→ À FAIRE:
A. Dressez la liste complète des végétaux que le texte sur le jardin en hiver dit être ramassés.
B. Recopiez le passage du texte sur le jardin en hiver situé entre « La neige ne » et « la chaleur revient. », bornes comprises.

Nous arrivons enfin, le pantalon un peu humide, avec pour la première fois un Thermos plein d’une bonne tisane dans nos sacoches. Sous les grands cerisiers à l’écorce humide et presque noire, nous nous réconfortons de ce liquide tiède et épicé.

Les cristaux magiques

La neige ne viendra pas cette fois. J’espère que nous en aurons ! Elle est très utile au jardin quand elle n’arrive pas trop tard. Elle capte dans ses cristaux une partie de l’azote de l’air que ces derniers libèrent dans le sol en fondant et qui est directement assimilable par les plantes. Voilà pourquoi les prairies sont bien vertes à la fonte des neiges. Une fertilisation gratis dont nous allons être privées à cause du dérèglement climatique ?

Même sans manteau blanc, l’hiver rigoureux est un bienfait pour la nature qui peut s’assoupir. Avec des températures en-dessous de zéro, les arbres fruitiers s’assainissent des champignons et autres insectes parasites et permet un bon fleurissement quand la chaleur revient.

Nous aussi, nous aurions peut-être dû rester à la maison en mode repos végétatif ! Nous ne nous attardons pas. Tandis que Léonie trotte à dos de poney, je fais une razzia sur les pousses de mâche et de cardamine hirsute, cressonnette dans le langage vernaculaire à cause de son goût proche du cresson. Je ramasse aussi les feuilles qui ont repoussé sur les tiges des choux cabus que nous avions laissés en terre depuis l’été. Sitôt le cours terminé, nous repartons vers la gare.

Enregistrements d'annotations spatiales
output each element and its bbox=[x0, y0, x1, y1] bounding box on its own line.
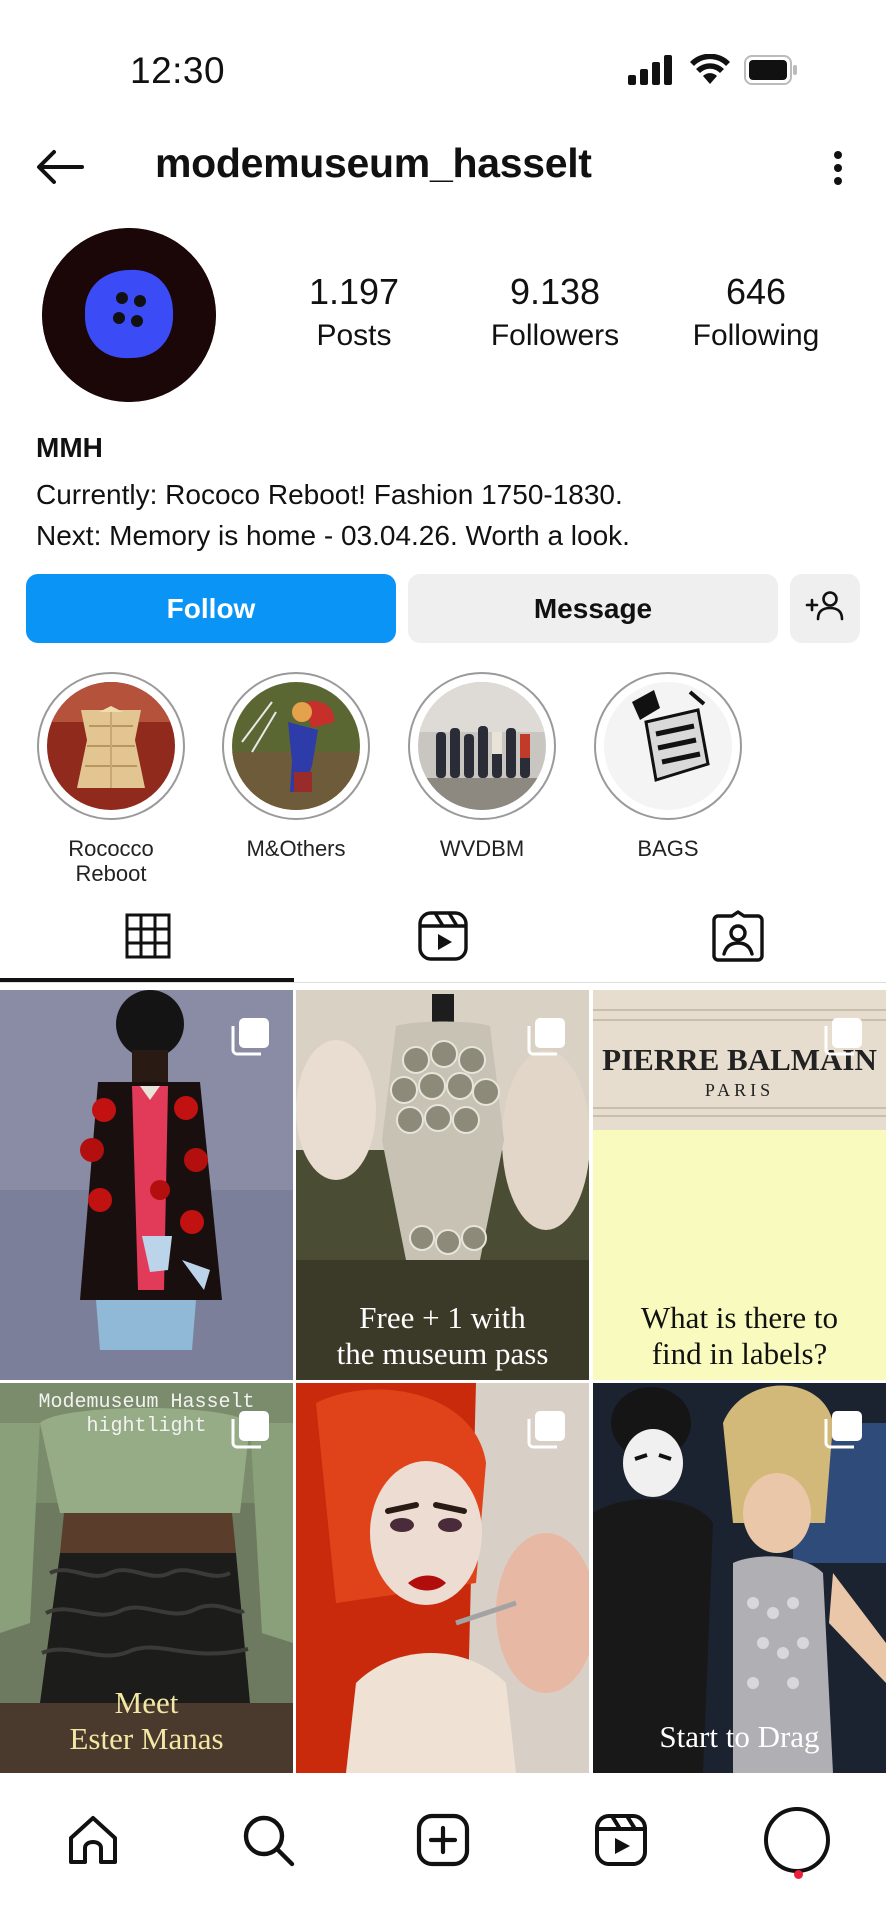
multi-post-icon bbox=[231, 1409, 271, 1449]
profile-bio: MMH Currently: Rococo Reboot! Fashion 17… bbox=[36, 430, 856, 556]
tab-grid[interactable] bbox=[0, 893, 295, 983]
post-caption: Meet Ester Manas bbox=[69, 1685, 224, 1756]
stat-posts[interactable]: 1.197 Posts bbox=[254, 270, 454, 358]
post-tile[interactable] bbox=[296, 1383, 589, 1773]
profile-icon bbox=[762, 1805, 832, 1880]
multi-post-icon bbox=[527, 1016, 567, 1056]
more-vertical-icon bbox=[833, 150, 843, 190]
stat-followers-value: 9.138 bbox=[509, 271, 601, 312]
stat-following-value: 646 bbox=[725, 271, 787, 312]
multi-post-icon bbox=[527, 1409, 567, 1449]
highlight-cover bbox=[604, 682, 732, 810]
tagged-icon bbox=[711, 909, 764, 967]
highlight-label: BAGS bbox=[637, 836, 699, 861]
notification-dot bbox=[794, 1870, 803, 1879]
bio-line-2: Next: Memory is home - 03.04.26. Worth a… bbox=[36, 520, 630, 551]
bottom-navigation bbox=[0, 1775, 886, 1920]
highlight-wvdbm[interactable]: WVDBM bbox=[407, 672, 557, 861]
wifi-icon bbox=[690, 53, 730, 91]
highlight-ring bbox=[37, 672, 185, 820]
highlight-m-others[interactable]: M&Others bbox=[221, 672, 371, 861]
label-city-text: PARIS bbox=[704, 1080, 775, 1100]
follow-button[interactable]: Follow bbox=[26, 574, 396, 643]
home-icon bbox=[65, 1812, 121, 1873]
avatar[interactable] bbox=[42, 228, 216, 402]
stat-following-label: Following bbox=[692, 319, 820, 352]
stat-followers-label: Followers bbox=[490, 319, 620, 352]
tab-reels[interactable] bbox=[295, 893, 590, 983]
add-user-icon bbox=[805, 590, 845, 627]
post-tile[interactable]: Start to Drag bbox=[593, 1383, 886, 1773]
message-button[interactable]: Message bbox=[408, 574, 778, 643]
profile-name: MMH bbox=[36, 432, 103, 463]
create-icon bbox=[415, 1812, 471, 1873]
post-caption: What is there to find in labels? bbox=[640, 1300, 839, 1371]
highlight-ring bbox=[222, 672, 370, 820]
highlight-label: Rococco Reboot bbox=[68, 836, 154, 886]
post-caption: Free + 1 with the museum pass bbox=[336, 1300, 549, 1371]
nav-home[interactable] bbox=[48, 1797, 138, 1887]
battery-icon bbox=[744, 54, 798, 90]
divider bbox=[0, 982, 886, 983]
tab-tagged[interactable] bbox=[590, 893, 885, 983]
back-arrow-icon bbox=[36, 149, 84, 190]
reels-icon bbox=[417, 910, 469, 967]
page-title: modemuseum_hasselt bbox=[155, 140, 592, 186]
status-icons bbox=[628, 52, 798, 92]
multi-post-icon bbox=[231, 1016, 271, 1056]
status-bar: 12:30 bbox=[0, 0, 886, 150]
suggested-users-button[interactable] bbox=[790, 574, 860, 643]
status-time: 12:30 bbox=[130, 50, 226, 91]
highlight-cover bbox=[47, 682, 175, 810]
post-tile[interactable]: Modemuseum Hasselt hightlight Meet Ester… bbox=[0, 1383, 293, 1773]
highlight-ring bbox=[594, 672, 742, 820]
highlight-bags[interactable]: BAGS bbox=[593, 672, 743, 861]
highlight-cover bbox=[418, 682, 546, 810]
post-caption: Start to Drag bbox=[659, 1719, 820, 1754]
highlight-label: M&Others bbox=[246, 836, 346, 861]
reels-icon bbox=[593, 1812, 649, 1873]
stat-following[interactable]: 646 Following bbox=[656, 270, 856, 358]
back-button[interactable] bbox=[30, 144, 90, 194]
stat-posts-label: Posts bbox=[316, 319, 392, 352]
highlight-cover bbox=[232, 682, 360, 810]
profile-header: modemuseum_hasselt bbox=[0, 130, 886, 210]
nav-search[interactable] bbox=[223, 1797, 313, 1887]
profile-tabs bbox=[0, 893, 886, 983]
grid-icon bbox=[124, 912, 172, 965]
highlight-ring bbox=[408, 672, 556, 820]
cellular-signal-icon bbox=[628, 54, 676, 90]
highlight-rococco-reboot[interactable]: Rococco Reboot bbox=[36, 672, 186, 886]
nav-reels[interactable] bbox=[576, 1797, 666, 1887]
stat-posts-value: 1.197 bbox=[308, 271, 400, 312]
multi-post-icon bbox=[824, 1016, 864, 1056]
stat-followers[interactable]: 9.138 Followers bbox=[455, 270, 655, 358]
post-tile[interactable] bbox=[0, 990, 293, 1380]
bio-line-1: Currently: Rococo Reboot! Fashion 1750-1… bbox=[36, 479, 623, 510]
highlight-label: WVDBM bbox=[439, 836, 525, 861]
multi-post-icon bbox=[824, 1409, 864, 1449]
post-tile[interactable]: Free + 1 with the museum pass bbox=[296, 990, 589, 1380]
nav-create[interactable] bbox=[398, 1797, 488, 1887]
post-tile[interactable]: PIERRE BALMAIN PARIS What is there to fi… bbox=[593, 990, 886, 1380]
search-icon bbox=[240, 1812, 296, 1873]
more-options-button[interactable] bbox=[818, 142, 858, 198]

→ RÉSULTATS PAR TÂCHE:
A.
- les pousses de mâche
- les pousses de cardamine hirsute, appelée cressonnette
- les feuilles qui ont repoussé sur les tiges des choux cabus

B.
La neige ne viendra pas cette fois. J’espère que nous en aurons ! Elle est très utile au jardin quand elle n’arrive pas trop tard. Elle capte dans ses cristaux une partie de l’azote de l’air que ces derniers libèrent dans le sol en fondant et qui est directement assimilable par les plantes. Voilà pourquoi les prairies sont bien vertes à la fonte des neiges. Une fertilisation gratis dont nous allons être privées à cause du dérèglement climatique ?

Même sans manteau blanc, l’hiver rigoureux est un bienfait pour la nature qui peut s’assoupir. Avec des températures en-dessous de zéro, les arbres fruitiers s’assainissent des champignons et autres insectes parasites et permet un bon fleurissement quand la chaleur revient.